▶ Exercise requirements
Search the data below for the word "写真参照" and copy each line that holds it.

Dataset entries:

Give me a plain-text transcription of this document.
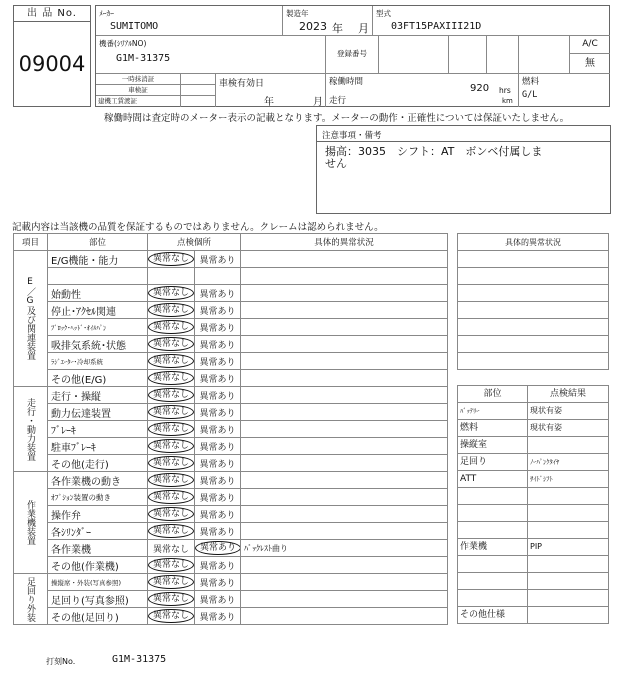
出 品 No.
09004
ﾒｰｶｰ
SUMITOMO
製造年
2023 年 月
型式
03FT15PAXIII21D
機番(ｼﾘｱﾙNO)
G1M-31375	登録番号
A/C
無
一時抹消証
車検証
建機工賃渡証
車検有効日
年	月
稼働時間
920 hrs
走行	km
燃料
G/L
稼働時間は査定時のメーター表示の記載となります。メーターの動作・正確性については保証いたしません。
注意事項・備考
揚高：3035　シフト：AT　ボンベ付属しません
記載内容は当該機の品質を保証するものではありません。クレームは認められません。
項目	部位	点検個所		具体的異常状況
E／G及び関連装置	E/G機能・能力	異常なし	異常あり	

	始動性	異常なし	異常あり	
	停止･ｱｸｾﾙ関連	異常なし	異常あり	
	ﾌﾞﾛｯｸ･ﾍｯﾄﾞ･ｵｲﾙﾊﾟﾝ	異常なし	異常あり	
	吸排気系統･状態	異常なし	異常あり	
	ﾗｼﾞｴｰﾀｰ･冷却系統	異常なし	異常あり	
	その他(E/G)	異常なし	異常あり	
走行・動力装置	走行・操縦	異常なし	異常あり	
	動力伝達装置	異常なし	異常あり	
	ﾌﾞﾚｰｷ	異常なし	異常あり	
	駐車ﾌﾞﾚｰｷ	異常なし	異常あり	
	その他(走行)	異常なし	異常あり	
作業機装置	各作業機の動き	異常なし	異常あり	
	ｵﾌﾟｼｮﾝ装置の動き	異常なし	異常あり	
	操作弁	異常なし	異常あり	
	各ｼﾘﾝﾀﾞｰ	異常なし	異常あり	
	各作業機	異常なし	異常あり	ﾊﾞｯｸﾚｽﾄ曲り
	その他(作業機)	異常なし	異常あり	
足回り外装	操縦席・外装(写真参照)	異常なし	異常あり	
	足回り(写真参照)	異常なし	異常あり	
	その他(足回り)	異常なし	異常あり	
具体的異常状況

部位	点検結果
ﾊﾞｯﾃﾘｰ	現状有姿
燃料	現状有姿
操縦室	
足回り	ﾉｰﾊﾟﾝｸﾀｲﾔ
ATT	ｻｲﾄﾞｼﾌﾄ

作業機	PIP

その他仕様	
打刻No.	G1M-31375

▶ Completed exercise
足回り外装	操縦席・外装(写真参照)	異常なし	異常あり	
	足回り(写真参照)	異常なし	異常あり	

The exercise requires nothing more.